* **What the task asks**
Below are entries to be transcribed exactly; exclude the pictures from the copy.

Records about charts and figures:
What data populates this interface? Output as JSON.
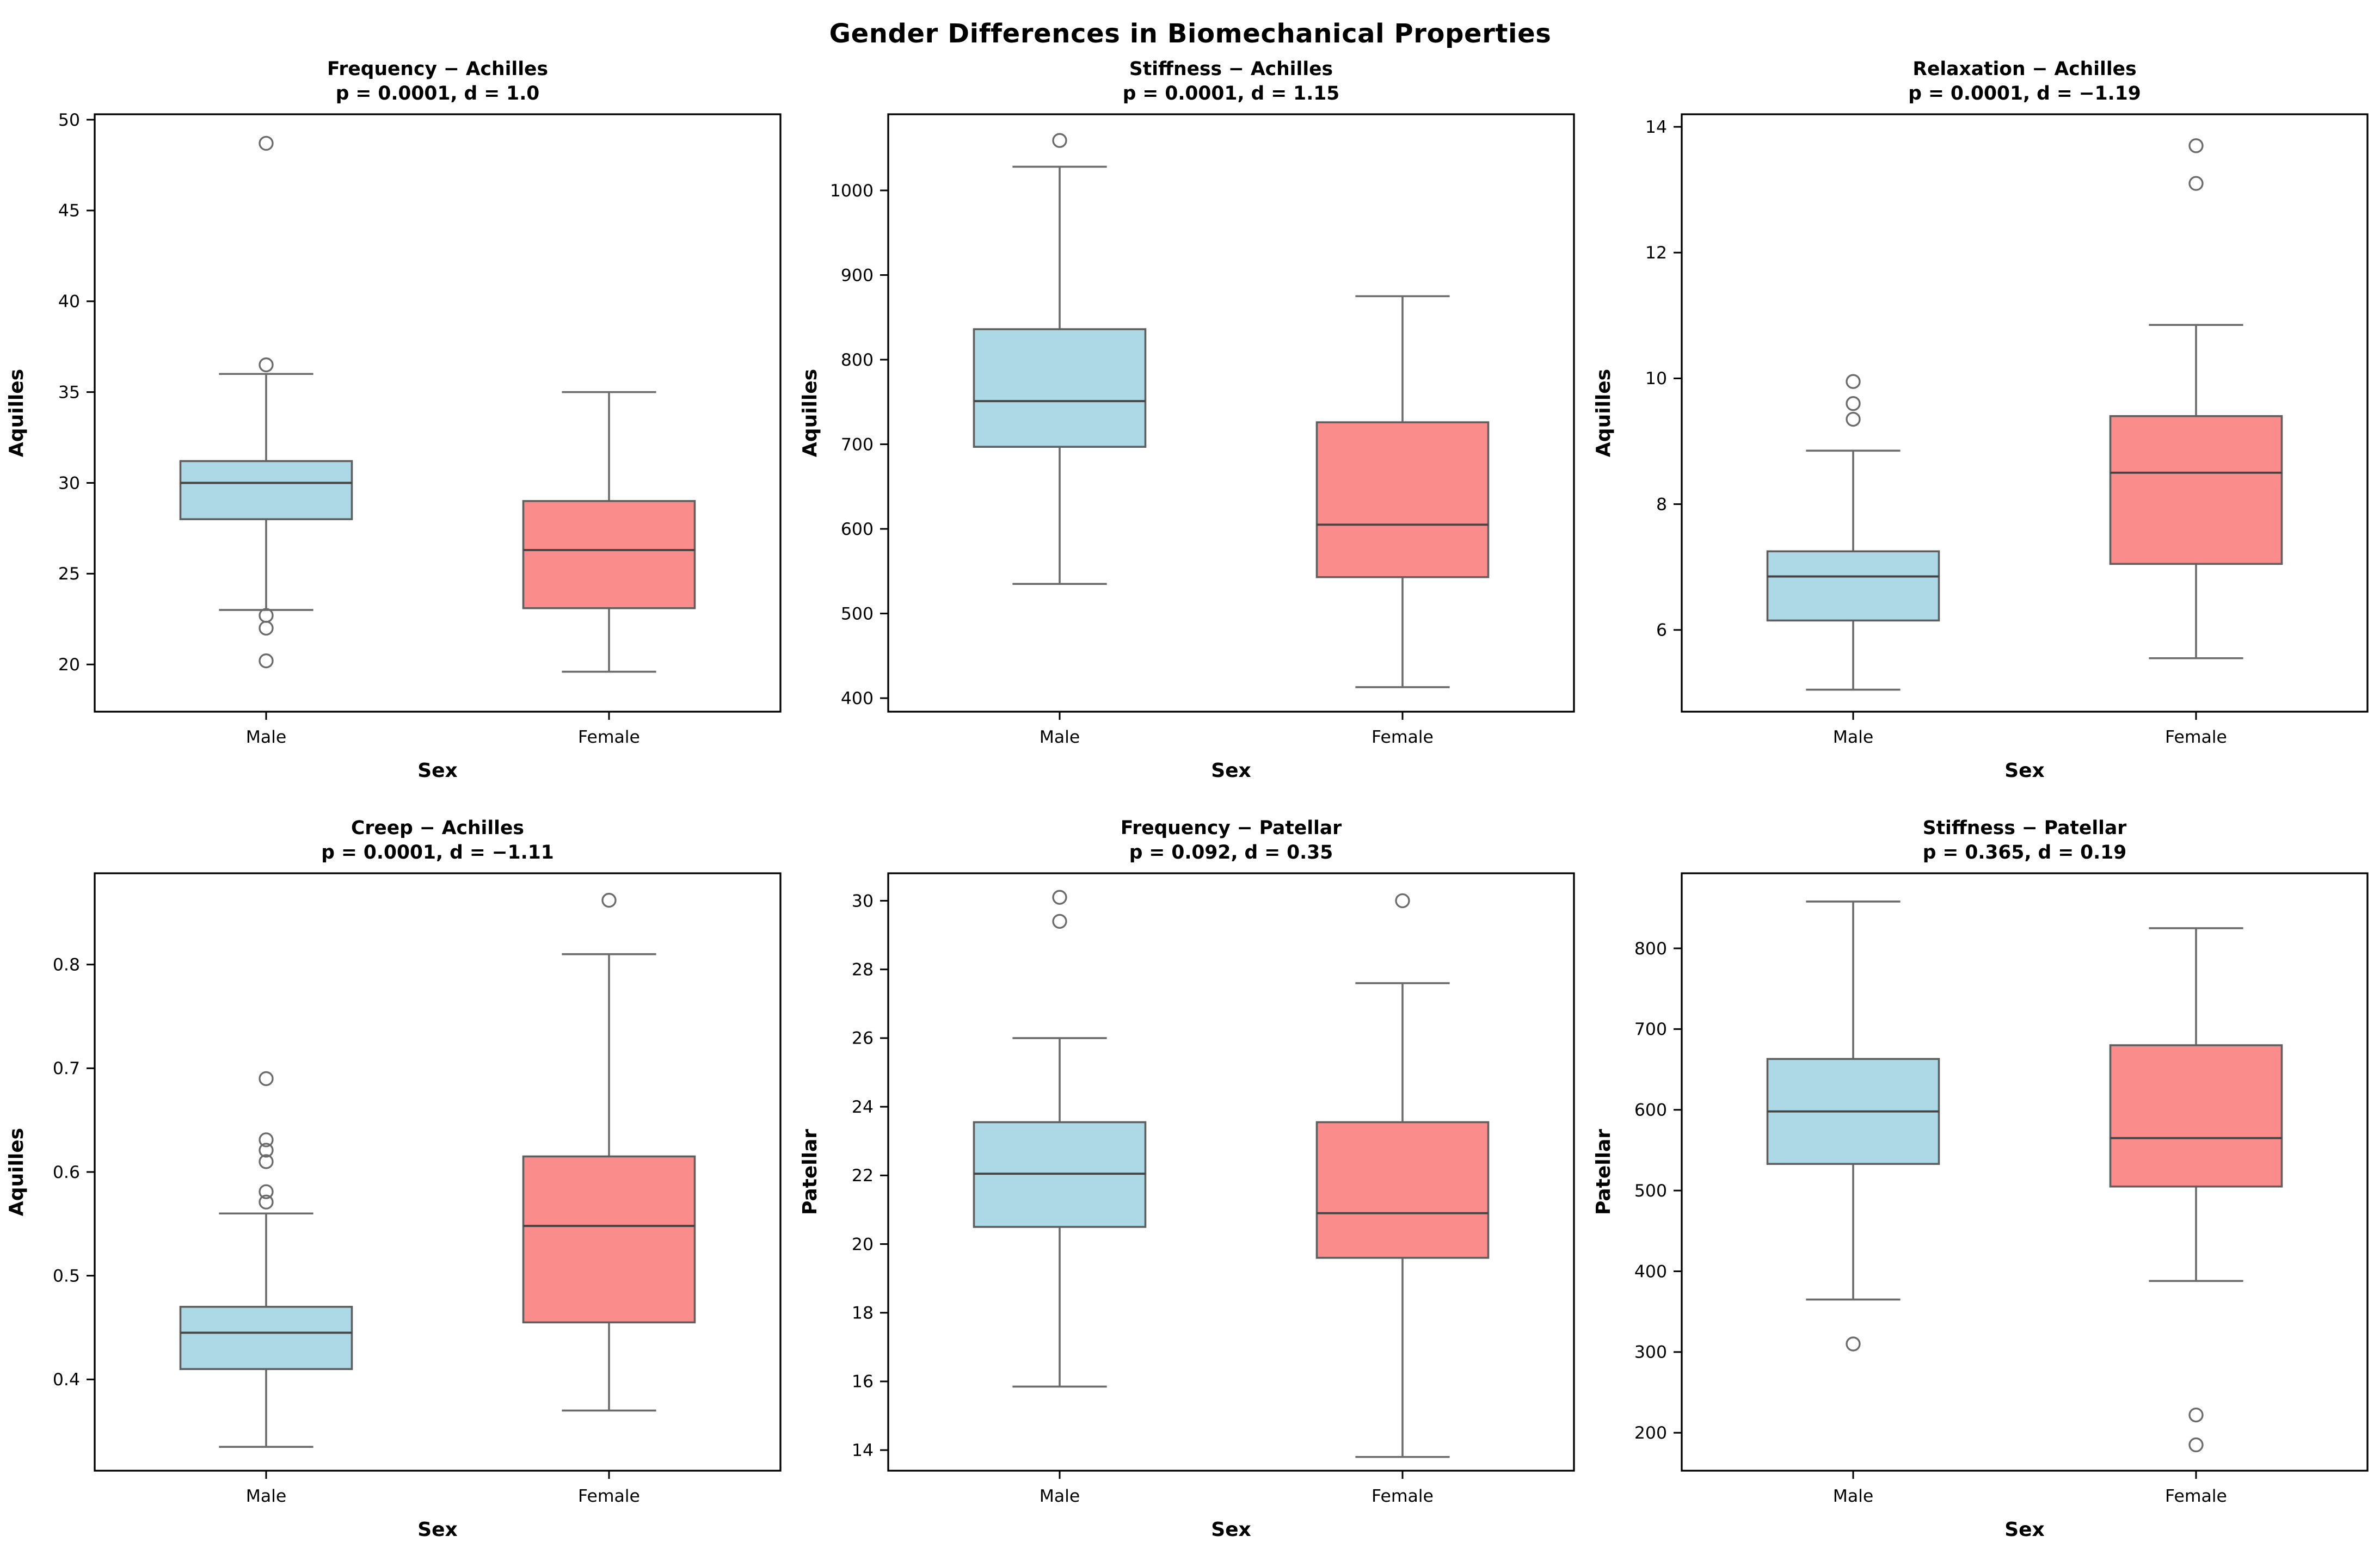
{
  "figure_title": "Gender Differences in Biomechanical Properties",
  "colors": {
    "male_fill": "#ADD8E6",
    "female_fill": "#FA8C8C",
    "box_edge": "#5F5F5F",
    "median": "#444444",
    "whisker": "#6B6B6B",
    "outlier_edge": "#6B6B6B",
    "frame": "#000000"
  },
  "x_axis": {
    "label": "Sex",
    "categories": [
      "Male",
      "Female"
    ]
  },
  "chart_data": [
    {
      "type": "box",
      "id": "frequency-achilles",
      "title": "Frequency − Achilles",
      "subtitle": "p = 0.0001, d = 1.0",
      "ylabel": "Aquilles",
      "xlabel": "Sex",
      "categories": [
        "Male",
        "Female"
      ],
      "ylim": [
        17.4,
        50.3
      ],
      "ytick_values": [
        20,
        25,
        30,
        35,
        40,
        45,
        50
      ],
      "ytick_labels": [
        "20",
        "25",
        "30",
        "35",
        "40",
        "45",
        "50"
      ],
      "series": [
        {
          "name": "Male",
          "color_key": "male_fill",
          "whisker_low": 23.0,
          "q1": 28.0,
          "median": 30.0,
          "q3": 31.2,
          "whisker_high": 36.0,
          "outliers": [
            48.7,
            36.5,
            22.7,
            22.0,
            20.2
          ]
        },
        {
          "name": "Female",
          "color_key": "female_fill",
          "whisker_low": 19.6,
          "q1": 23.1,
          "median": 26.3,
          "q3": 29.0,
          "whisker_high": 35.0,
          "outliers": []
        }
      ]
    },
    {
      "type": "box",
      "id": "stiffness-achilles",
      "title": "Stiffness − Achilles",
      "subtitle": "p = 0.0001, d = 1.15",
      "ylabel": "Aquilles",
      "xlabel": "Sex",
      "categories": [
        "Male",
        "Female"
      ],
      "ylim": [
        384,
        1090
      ],
      "ytick_values": [
        400,
        500,
        600,
        700,
        800,
        900,
        1000
      ],
      "ytick_labels": [
        "400",
        "500",
        "600",
        "700",
        "800",
        "900",
        "1000"
      ],
      "series": [
        {
          "name": "Male",
          "color_key": "male_fill",
          "whisker_low": 535,
          "q1": 697,
          "median": 751,
          "q3": 836,
          "whisker_high": 1028,
          "outliers": [
            1059
          ]
        },
        {
          "name": "Female",
          "color_key": "female_fill",
          "whisker_low": 413,
          "q1": 543,
          "median": 605,
          "q3": 726,
          "whisker_high": 875,
          "outliers": []
        }
      ]
    },
    {
      "type": "box",
      "id": "relaxation-achilles",
      "title": "Relaxation − Achilles",
      "subtitle": "p = 0.0001, d = −1.19",
      "ylabel": "Aquilles",
      "xlabel": "Sex",
      "categories": [
        "Male",
        "Female"
      ],
      "ylim": [
        4.7,
        14.2
      ],
      "ytick_values": [
        6,
        8,
        10,
        12,
        14
      ],
      "ytick_labels": [
        "6",
        "8",
        "10",
        "12",
        "14"
      ],
      "series": [
        {
          "name": "Male",
          "color_key": "male_fill",
          "whisker_low": 5.05,
          "q1": 6.15,
          "median": 6.85,
          "q3": 7.25,
          "whisker_high": 8.85,
          "outliers": [
            9.95,
            9.6,
            9.35
          ]
        },
        {
          "name": "Female",
          "color_key": "female_fill",
          "whisker_low": 5.55,
          "q1": 7.05,
          "median": 8.5,
          "q3": 9.4,
          "whisker_high": 10.85,
          "outliers": [
            13.7,
            13.1
          ]
        }
      ]
    },
    {
      "type": "box",
      "id": "creep-achilles",
      "title": "Creep − Achilles",
      "subtitle": "p = 0.0001, d = −1.11",
      "ylabel": "Aquilles",
      "xlabel": "Sex",
      "categories": [
        "Male",
        "Female"
      ],
      "ylim": [
        0.312,
        0.888
      ],
      "ytick_values": [
        0.4,
        0.5,
        0.6,
        0.7,
        0.8
      ],
      "ytick_labels": [
        "0.4",
        "0.5",
        "0.6",
        "0.7",
        "0.8"
      ],
      "series": [
        {
          "name": "Male",
          "color_key": "male_fill",
          "whisker_low": 0.335,
          "q1": 0.41,
          "median": 0.445,
          "q3": 0.47,
          "whisker_high": 0.56,
          "outliers": [
            0.69,
            0.631,
            0.621,
            0.61,
            0.581,
            0.571
          ]
        },
        {
          "name": "Female",
          "color_key": "female_fill",
          "whisker_low": 0.37,
          "q1": 0.455,
          "median": 0.548,
          "q3": 0.615,
          "whisker_high": 0.81,
          "outliers": [
            0.862
          ]
        }
      ]
    },
    {
      "type": "box",
      "id": "frequency-patellar",
      "title": "Frequency − Patellar",
      "subtitle": "p = 0.092, d = 0.35",
      "ylabel": "Patellar",
      "xlabel": "Sex",
      "categories": [
        "Male",
        "Female"
      ],
      "ylim": [
        13.4,
        30.8
      ],
      "ytick_values": [
        14,
        16,
        18,
        20,
        22,
        24,
        26,
        28,
        30
      ],
      "ytick_labels": [
        "14",
        "16",
        "18",
        "20",
        "22",
        "24",
        "26",
        "28",
        "30"
      ],
      "series": [
        {
          "name": "Male",
          "color_key": "male_fill",
          "whisker_low": 15.85,
          "q1": 20.5,
          "median": 22.05,
          "q3": 23.55,
          "whisker_high": 26.0,
          "outliers": [
            30.1,
            29.4
          ]
        },
        {
          "name": "Female",
          "color_key": "female_fill",
          "whisker_low": 13.8,
          "q1": 19.6,
          "median": 20.9,
          "q3": 23.55,
          "whisker_high": 27.6,
          "outliers": [
            30.0
          ]
        }
      ]
    },
    {
      "type": "box",
      "id": "stiffness-patellar",
      "title": "Stiffness − Patellar",
      "subtitle": "p = 0.365, d = 0.19",
      "ylabel": "Patellar",
      "xlabel": "Sex",
      "categories": [
        "Male",
        "Female"
      ],
      "ylim": [
        153,
        893
      ],
      "ytick_values": [
        200,
        300,
        400,
        500,
        600,
        700,
        800
      ],
      "ytick_labels": [
        "200",
        "300",
        "400",
        "500",
        "600",
        "700",
        "800"
      ],
      "series": [
        {
          "name": "Male",
          "color_key": "male_fill",
          "whisker_low": 365,
          "q1": 533,
          "median": 598,
          "q3": 663,
          "whisker_high": 858,
          "outliers": [
            310
          ]
        },
        {
          "name": "Female",
          "color_key": "female_fill",
          "whisker_low": 388,
          "q1": 505,
          "median": 565,
          "q3": 680,
          "whisker_high": 825,
          "outliers": [
            222,
            185
          ]
        }
      ]
    }
  ]
}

* **Result below**
What data populates this interface? Output as JSON.
{
  "figure_title": "Gender Differences in Biomechanical Properties",
  "colors": {
    "male_fill": "#ADD8E6",
    "female_fill": "#FA8C8C",
    "box_edge": "#5F5F5F",
    "median": "#444444",
    "whisker": "#6B6B6B",
    "outlier_edge": "#6B6B6B",
    "frame": "#000000"
  },
  "x_axis": {
    "label": "Sex",
    "categories": [
      "Male",
      "Female"
    ]
  },
  "chart_data": [
    {
      "type": "box",
      "id": "frequency-achilles",
      "title": "Frequency − Achilles",
      "subtitle": "p = 0.0001, d = 1.0",
      "ylabel": "Aquilles",
      "xlabel": "Sex",
      "categories": [
        "Male",
        "Female"
      ],
      "ylim": [
        17.4,
        50.3
      ],
      "ytick_values": [
        20,
        25,
        30,
        35,
        40,
        45,
        50
      ],
      "ytick_labels": [
        "20",
        "25",
        "30",
        "35",
        "40",
        "45",
        "50"
      ],
      "series": [
        {
          "name": "Male",
          "color_key": "male_fill",
          "whisker_low": 23.0,
          "q1": 28.0,
          "median": 30.0,
          "q3": 31.2,
          "whisker_high": 36.0,
          "outliers": [
            48.7,
            36.5,
            22.7,
            22.0,
            20.2
          ]
        },
        {
          "name": "Female",
          "color_key": "female_fill",
          "whisker_low": 19.6,
          "q1": 23.1,
          "median": 26.3,
          "q3": 29.0,
          "whisker_high": 35.0,
          "outliers": []
        }
      ]
    },
    {
      "type": "box",
      "id": "stiffness-achilles",
      "title": "Stiffness − Achilles",
      "subtitle": "p = 0.0001, d = 1.15",
      "ylabel": "Aquilles",
      "xlabel": "Sex",
      "categories": [
        "Male",
        "Female"
      ],
      "ylim": [
        384,
        1090
      ],
      "ytick_values": [
        400,
        500,
        600,
        700,
        800,
        900,
        1000
      ],
      "ytick_labels": [
        "400",
        "500",
        "600",
        "700",
        "800",
        "900",
        "1000"
      ],
      "series": [
        {
          "name": "Male",
          "color_key": "male_fill",
          "whisker_low": 535,
          "q1": 697,
          "median": 751,
          "q3": 836,
          "whisker_high": 1028,
          "outliers": [
            1059
          ]
        },
        {
          "name": "Female",
          "color_key": "female_fill",
          "whisker_low": 413,
          "q1": 543,
          "median": 605,
          "q3": 726,
          "whisker_high": 875,
          "outliers": []
        }
      ]
    },
    {
      "type": "box",
      "id": "relaxation-achilles",
      "title": "Relaxation − Achilles",
      "subtitle": "p = 0.0001, d = −1.19",
      "ylabel": "Aquilles",
      "xlabel": "Sex",
      "categories": [
        "Male",
        "Female"
      ],
      "ylim": [
        4.7,
        14.2
      ],
      "ytick_values": [
        6,
        8,
        10,
        12,
        14
      ],
      "ytick_labels": [
        "6",
        "8",
        "10",
        "12",
        "14"
      ],
      "series": [
        {
          "name": "Male",
          "color_key": "male_fill",
          "whisker_low": 5.05,
          "q1": 6.15,
          "median": 6.85,
          "q3": 7.25,
          "whisker_high": 8.85,
          "outliers": [
            9.95,
            9.6,
            9.35
          ]
        },
        {
          "name": "Female",
          "color_key": "female_fill",
          "whisker_low": 5.55,
          "q1": 7.05,
          "median": 8.5,
          "q3": 9.4,
          "whisker_high": 10.85,
          "outliers": [
            13.7,
            13.1
          ]
        }
      ]
    },
    {
      "type": "box",
      "id": "creep-achilles",
      "title": "Creep − Achilles",
      "subtitle": "p = 0.0001, d = −1.11",
      "ylabel": "Aquilles",
      "xlabel": "Sex",
      "categories": [
        "Male",
        "Female"
      ],
      "ylim": [
        0.312,
        0.888
      ],
      "ytick_values": [
        0.4,
        0.5,
        0.6,
        0.7,
        0.8
      ],
      "ytick_labels": [
        "0.4",
        "0.5",
        "0.6",
        "0.7",
        "0.8"
      ],
      "series": [
        {
          "name": "Male",
          "color_key": "male_fill",
          "whisker_low": 0.335,
          "q1": 0.41,
          "median": 0.445,
          "q3": 0.47,
          "whisker_high": 0.56,
          "outliers": [
            0.69,
            0.631,
            0.621,
            0.61,
            0.581,
            0.571
          ]
        },
        {
          "name": "Female",
          "color_key": "female_fill",
          "whisker_low": 0.37,
          "q1": 0.455,
          "median": 0.548,
          "q3": 0.615,
          "whisker_high": 0.81,
          "outliers": [
            0.862
          ]
        }
      ]
    },
    {
      "type": "box",
      "id": "frequency-patellar",
      "title": "Frequency − Patellar",
      "subtitle": "p = 0.092, d = 0.35",
      "ylabel": "Patellar",
      "xlabel": "Sex",
      "categories": [
        "Male",
        "Female"
      ],
      "ylim": [
        13.4,
        30.8
      ],
      "ytick_values": [
        14,
        16,
        18,
        20,
        22,
        24,
        26,
        28,
        30
      ],
      "ytick_labels": [
        "14",
        "16",
        "18",
        "20",
        "22",
        "24",
        "26",
        "28",
        "30"
      ],
      "series": [
        {
          "name": "Male",
          "color_key": "male_fill",
          "whisker_low": 15.85,
          "q1": 20.5,
          "median": 22.05,
          "q3": 23.55,
          "whisker_high": 26.0,
          "outliers": [
            30.1,
            29.4
          ]
        },
        {
          "name": "Female",
          "color_key": "female_fill",
          "whisker_low": 13.8,
          "q1": 19.6,
          "median": 20.9,
          "q3": 23.55,
          "whisker_high": 27.6,
          "outliers": [
            30.0
          ]
        }
      ]
    },
    {
      "type": "box",
      "id": "stiffness-patellar",
      "title": "Stiffness − Patellar",
      "subtitle": "p = 0.365, d = 0.19",
      "ylabel": "Patellar",
      "xlabel": "Sex",
      "categories": [
        "Male",
        "Female"
      ],
      "ylim": [
        153,
        893
      ],
      "ytick_values": [
        200,
        300,
        400,
        500,
        600,
        700,
        800
      ],
      "ytick_labels": [
        "200",
        "300",
        "400",
        "500",
        "600",
        "700",
        "800"
      ],
      "series": [
        {
          "name": "Male",
          "color_key": "male_fill",
          "whisker_low": 365,
          "q1": 533,
          "median": 598,
          "q3": 663,
          "whisker_high": 858,
          "outliers": [
            310
          ]
        },
        {
          "name": "Female",
          "color_key": "female_fill",
          "whisker_low": 388,
          "q1": 505,
          "median": 565,
          "q3": 680,
          "whisker_high": 825,
          "outliers": [
            222,
            185
          ]
        }
      ]
    }
  ]
}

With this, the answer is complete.